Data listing
******

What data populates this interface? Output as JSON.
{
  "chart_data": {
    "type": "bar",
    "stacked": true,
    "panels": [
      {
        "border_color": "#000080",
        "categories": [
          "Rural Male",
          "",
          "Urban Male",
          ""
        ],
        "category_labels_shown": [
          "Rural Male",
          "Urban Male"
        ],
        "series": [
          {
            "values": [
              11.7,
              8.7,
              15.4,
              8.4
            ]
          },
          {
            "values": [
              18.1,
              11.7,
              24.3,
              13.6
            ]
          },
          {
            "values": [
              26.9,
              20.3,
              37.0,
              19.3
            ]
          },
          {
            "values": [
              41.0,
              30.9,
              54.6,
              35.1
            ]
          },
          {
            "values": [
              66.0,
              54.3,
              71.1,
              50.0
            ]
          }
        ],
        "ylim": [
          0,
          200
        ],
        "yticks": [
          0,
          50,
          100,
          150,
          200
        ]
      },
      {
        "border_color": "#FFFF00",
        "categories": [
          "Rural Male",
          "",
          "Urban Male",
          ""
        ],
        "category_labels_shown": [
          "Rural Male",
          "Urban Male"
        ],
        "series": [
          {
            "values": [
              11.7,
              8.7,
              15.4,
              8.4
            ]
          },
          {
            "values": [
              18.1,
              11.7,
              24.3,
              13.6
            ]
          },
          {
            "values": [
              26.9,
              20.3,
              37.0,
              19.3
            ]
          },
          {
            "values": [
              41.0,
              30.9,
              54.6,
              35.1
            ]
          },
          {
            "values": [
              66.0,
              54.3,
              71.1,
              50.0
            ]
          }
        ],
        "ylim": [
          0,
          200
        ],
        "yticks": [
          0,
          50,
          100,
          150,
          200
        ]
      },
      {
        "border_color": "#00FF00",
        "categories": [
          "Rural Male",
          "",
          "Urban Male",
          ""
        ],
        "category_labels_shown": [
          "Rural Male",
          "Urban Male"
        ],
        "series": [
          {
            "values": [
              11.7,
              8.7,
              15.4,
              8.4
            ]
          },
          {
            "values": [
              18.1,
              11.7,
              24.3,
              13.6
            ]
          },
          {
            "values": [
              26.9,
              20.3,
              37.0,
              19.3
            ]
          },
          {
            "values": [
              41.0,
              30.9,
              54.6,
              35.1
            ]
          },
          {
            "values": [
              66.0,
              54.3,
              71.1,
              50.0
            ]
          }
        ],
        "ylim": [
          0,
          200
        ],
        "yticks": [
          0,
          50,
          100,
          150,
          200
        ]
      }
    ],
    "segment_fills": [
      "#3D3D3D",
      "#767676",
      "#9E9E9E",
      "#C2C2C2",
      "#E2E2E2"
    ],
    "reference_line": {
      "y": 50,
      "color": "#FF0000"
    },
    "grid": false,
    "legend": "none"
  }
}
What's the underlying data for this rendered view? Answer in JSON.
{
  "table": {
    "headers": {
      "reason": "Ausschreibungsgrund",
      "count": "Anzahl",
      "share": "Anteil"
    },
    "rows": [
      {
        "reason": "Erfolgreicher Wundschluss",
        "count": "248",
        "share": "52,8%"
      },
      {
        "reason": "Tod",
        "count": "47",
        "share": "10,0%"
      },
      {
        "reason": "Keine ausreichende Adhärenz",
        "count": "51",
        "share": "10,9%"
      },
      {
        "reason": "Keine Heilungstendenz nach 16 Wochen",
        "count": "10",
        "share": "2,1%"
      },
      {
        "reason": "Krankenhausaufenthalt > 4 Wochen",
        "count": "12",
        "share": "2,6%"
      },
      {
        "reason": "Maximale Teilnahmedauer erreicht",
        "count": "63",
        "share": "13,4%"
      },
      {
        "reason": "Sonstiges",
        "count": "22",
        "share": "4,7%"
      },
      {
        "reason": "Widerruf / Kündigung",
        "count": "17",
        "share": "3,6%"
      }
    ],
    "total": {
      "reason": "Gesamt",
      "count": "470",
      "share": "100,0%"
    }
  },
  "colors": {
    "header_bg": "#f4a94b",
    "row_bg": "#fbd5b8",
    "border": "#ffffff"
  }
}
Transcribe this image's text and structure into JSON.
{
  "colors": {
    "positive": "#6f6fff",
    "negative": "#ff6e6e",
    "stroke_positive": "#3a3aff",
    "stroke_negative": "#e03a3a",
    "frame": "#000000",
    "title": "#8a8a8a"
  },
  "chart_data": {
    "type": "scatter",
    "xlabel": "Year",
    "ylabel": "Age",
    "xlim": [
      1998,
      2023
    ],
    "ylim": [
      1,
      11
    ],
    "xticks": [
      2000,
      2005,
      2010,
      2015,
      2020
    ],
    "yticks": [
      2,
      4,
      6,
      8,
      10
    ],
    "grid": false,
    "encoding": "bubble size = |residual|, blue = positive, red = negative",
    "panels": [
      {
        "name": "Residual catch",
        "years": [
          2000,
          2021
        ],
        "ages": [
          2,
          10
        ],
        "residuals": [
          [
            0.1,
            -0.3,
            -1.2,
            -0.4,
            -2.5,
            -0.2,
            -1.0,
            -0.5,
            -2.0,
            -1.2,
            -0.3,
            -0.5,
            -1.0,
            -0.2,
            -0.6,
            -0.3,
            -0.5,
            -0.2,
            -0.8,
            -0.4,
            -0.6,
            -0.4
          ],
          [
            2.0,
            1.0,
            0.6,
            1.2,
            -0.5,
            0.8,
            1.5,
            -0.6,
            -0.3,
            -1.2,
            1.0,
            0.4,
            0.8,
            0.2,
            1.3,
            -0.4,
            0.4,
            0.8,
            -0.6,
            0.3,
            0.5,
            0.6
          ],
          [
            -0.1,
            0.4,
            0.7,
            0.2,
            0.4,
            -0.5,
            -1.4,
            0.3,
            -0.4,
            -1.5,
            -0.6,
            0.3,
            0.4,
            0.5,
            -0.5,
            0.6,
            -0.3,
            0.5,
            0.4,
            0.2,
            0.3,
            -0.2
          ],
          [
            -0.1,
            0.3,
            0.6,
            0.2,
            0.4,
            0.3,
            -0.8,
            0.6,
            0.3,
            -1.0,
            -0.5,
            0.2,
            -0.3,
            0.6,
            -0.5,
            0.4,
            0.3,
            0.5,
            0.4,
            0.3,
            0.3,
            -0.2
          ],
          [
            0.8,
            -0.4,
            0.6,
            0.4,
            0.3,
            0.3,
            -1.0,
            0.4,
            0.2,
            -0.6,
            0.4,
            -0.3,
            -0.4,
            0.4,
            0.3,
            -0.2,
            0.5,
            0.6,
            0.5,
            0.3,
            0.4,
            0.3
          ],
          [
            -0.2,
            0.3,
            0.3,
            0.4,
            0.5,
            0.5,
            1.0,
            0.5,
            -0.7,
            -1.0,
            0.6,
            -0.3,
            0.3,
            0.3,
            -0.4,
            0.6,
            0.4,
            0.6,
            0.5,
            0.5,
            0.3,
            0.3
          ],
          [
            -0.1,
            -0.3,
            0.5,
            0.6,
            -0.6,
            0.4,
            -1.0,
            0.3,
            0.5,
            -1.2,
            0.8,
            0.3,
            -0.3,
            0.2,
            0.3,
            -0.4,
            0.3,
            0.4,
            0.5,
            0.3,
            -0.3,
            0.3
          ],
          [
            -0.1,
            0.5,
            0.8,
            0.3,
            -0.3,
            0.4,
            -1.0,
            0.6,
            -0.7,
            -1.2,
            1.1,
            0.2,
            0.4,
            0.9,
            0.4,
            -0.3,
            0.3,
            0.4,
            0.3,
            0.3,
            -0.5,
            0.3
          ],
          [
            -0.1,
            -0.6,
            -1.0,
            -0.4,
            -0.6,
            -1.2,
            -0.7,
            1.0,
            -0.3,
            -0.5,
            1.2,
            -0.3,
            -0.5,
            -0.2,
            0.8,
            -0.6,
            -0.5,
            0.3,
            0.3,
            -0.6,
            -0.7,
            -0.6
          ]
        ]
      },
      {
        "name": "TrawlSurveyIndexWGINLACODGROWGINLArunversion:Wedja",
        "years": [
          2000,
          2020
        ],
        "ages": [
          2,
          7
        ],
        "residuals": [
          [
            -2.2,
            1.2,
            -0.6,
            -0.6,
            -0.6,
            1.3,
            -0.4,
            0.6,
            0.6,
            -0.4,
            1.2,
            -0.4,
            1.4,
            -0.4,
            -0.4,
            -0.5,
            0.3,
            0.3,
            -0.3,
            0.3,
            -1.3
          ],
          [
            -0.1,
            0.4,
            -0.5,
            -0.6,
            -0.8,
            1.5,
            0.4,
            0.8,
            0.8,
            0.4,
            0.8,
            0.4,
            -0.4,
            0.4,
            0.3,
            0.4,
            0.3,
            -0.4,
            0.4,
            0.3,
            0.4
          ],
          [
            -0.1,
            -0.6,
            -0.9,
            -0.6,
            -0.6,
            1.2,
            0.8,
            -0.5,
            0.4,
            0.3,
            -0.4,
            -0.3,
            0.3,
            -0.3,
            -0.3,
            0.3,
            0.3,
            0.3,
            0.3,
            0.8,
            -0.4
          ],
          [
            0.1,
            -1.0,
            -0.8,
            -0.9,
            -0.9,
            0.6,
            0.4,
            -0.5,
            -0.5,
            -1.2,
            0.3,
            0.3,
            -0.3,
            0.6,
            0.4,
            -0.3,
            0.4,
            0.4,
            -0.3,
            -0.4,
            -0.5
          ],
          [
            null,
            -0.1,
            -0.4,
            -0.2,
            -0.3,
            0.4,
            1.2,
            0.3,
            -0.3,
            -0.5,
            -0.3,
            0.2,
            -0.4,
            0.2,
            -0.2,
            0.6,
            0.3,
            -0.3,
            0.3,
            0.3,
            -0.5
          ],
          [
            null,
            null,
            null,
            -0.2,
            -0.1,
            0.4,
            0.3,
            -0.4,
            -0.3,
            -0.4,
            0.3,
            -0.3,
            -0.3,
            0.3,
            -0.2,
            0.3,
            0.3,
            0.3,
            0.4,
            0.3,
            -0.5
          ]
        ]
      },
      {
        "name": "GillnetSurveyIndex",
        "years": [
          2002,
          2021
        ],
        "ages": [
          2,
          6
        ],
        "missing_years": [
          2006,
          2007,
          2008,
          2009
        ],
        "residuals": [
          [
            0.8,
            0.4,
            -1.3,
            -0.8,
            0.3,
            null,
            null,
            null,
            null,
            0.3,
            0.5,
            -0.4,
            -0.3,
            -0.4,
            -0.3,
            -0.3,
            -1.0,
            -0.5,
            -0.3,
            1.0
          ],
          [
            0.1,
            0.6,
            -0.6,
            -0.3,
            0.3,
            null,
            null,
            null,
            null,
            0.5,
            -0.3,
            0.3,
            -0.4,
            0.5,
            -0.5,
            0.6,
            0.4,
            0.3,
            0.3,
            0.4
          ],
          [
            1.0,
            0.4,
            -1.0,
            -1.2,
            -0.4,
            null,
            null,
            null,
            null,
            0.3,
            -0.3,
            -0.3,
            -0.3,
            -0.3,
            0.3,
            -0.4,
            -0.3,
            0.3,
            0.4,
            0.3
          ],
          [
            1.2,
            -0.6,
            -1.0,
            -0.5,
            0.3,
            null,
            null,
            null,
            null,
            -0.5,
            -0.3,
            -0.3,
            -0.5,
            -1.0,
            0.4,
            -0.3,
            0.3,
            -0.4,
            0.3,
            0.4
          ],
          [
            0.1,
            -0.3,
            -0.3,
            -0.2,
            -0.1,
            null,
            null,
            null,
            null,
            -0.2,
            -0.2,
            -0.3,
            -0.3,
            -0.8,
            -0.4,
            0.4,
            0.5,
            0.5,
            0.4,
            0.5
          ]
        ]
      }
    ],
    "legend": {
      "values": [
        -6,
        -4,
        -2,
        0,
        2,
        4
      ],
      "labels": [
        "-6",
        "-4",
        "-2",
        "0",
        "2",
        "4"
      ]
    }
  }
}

******

• WRITTEN REQUEST:
Search the data above for lines holding "count" and copy each of them.

• REPLY:
      "count": "Anzahl",
        "count": "248",
        "count": "47",
        "count": "51",
        "count": "10",
        "count": "12",
        "count": "63",
        "count": "22",
        "count": "17",
      "count": "470",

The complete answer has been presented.